[start]

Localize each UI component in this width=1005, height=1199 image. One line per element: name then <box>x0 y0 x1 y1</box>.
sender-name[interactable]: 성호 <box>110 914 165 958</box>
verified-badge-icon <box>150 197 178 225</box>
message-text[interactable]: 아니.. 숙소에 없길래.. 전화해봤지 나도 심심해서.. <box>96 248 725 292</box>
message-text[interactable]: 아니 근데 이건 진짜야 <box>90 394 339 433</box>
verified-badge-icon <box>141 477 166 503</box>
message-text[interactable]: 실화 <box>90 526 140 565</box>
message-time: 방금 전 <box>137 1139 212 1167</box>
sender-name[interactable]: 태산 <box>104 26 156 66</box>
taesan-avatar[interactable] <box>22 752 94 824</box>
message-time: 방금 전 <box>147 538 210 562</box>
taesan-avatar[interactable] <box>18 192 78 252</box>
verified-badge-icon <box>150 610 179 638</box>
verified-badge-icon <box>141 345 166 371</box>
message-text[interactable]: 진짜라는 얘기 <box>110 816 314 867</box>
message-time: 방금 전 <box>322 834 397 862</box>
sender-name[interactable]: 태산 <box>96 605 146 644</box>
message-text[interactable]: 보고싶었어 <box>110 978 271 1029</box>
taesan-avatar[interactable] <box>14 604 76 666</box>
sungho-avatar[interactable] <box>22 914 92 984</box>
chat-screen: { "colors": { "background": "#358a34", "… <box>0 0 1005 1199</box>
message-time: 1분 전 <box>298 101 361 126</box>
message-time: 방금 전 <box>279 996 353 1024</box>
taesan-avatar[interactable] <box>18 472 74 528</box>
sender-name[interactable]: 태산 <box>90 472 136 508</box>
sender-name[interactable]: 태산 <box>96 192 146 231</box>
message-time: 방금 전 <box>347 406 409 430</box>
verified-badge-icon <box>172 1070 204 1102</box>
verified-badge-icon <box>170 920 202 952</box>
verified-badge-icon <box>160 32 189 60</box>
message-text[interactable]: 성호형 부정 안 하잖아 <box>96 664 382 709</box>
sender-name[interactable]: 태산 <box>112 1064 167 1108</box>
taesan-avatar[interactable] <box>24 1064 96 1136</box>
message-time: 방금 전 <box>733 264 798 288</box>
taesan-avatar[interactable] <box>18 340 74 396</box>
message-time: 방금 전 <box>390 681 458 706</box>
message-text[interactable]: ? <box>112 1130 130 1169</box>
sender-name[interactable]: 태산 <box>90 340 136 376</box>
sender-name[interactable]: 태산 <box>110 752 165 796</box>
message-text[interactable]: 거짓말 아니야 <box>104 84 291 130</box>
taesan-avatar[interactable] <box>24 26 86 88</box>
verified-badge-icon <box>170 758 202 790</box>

[end]

## AIM
Transcribe every line from the first line of the records through the line containing "verified-badge-icon <box>150 610", both included, keeping each one unchanged.

## SOLVED PROBLEM
Localize each UI component in this width=1005, height=1199 image. One line per element: name then <box>x0 y0 x1 y1</box>.
sender-name[interactable]: 성호 <box>110 914 165 958</box>
verified-badge-icon <box>150 197 178 225</box>
message-text[interactable]: 아니.. 숙소에 없길래.. 전화해봤지 나도 심심해서.. <box>96 248 725 292</box>
message-text[interactable]: 아니 근데 이건 진짜야 <box>90 394 339 433</box>
verified-badge-icon <box>141 477 166 503</box>
message-text[interactable]: 실화 <box>90 526 140 565</box>
message-time: 방금 전 <box>137 1139 212 1167</box>
sender-name[interactable]: 태산 <box>104 26 156 66</box>
taesan-avatar[interactable] <box>22 752 94 824</box>
message-time: 방금 전 <box>147 538 210 562</box>
taesan-avatar[interactable] <box>18 192 78 252</box>
verified-badge-icon <box>150 610 179 638</box>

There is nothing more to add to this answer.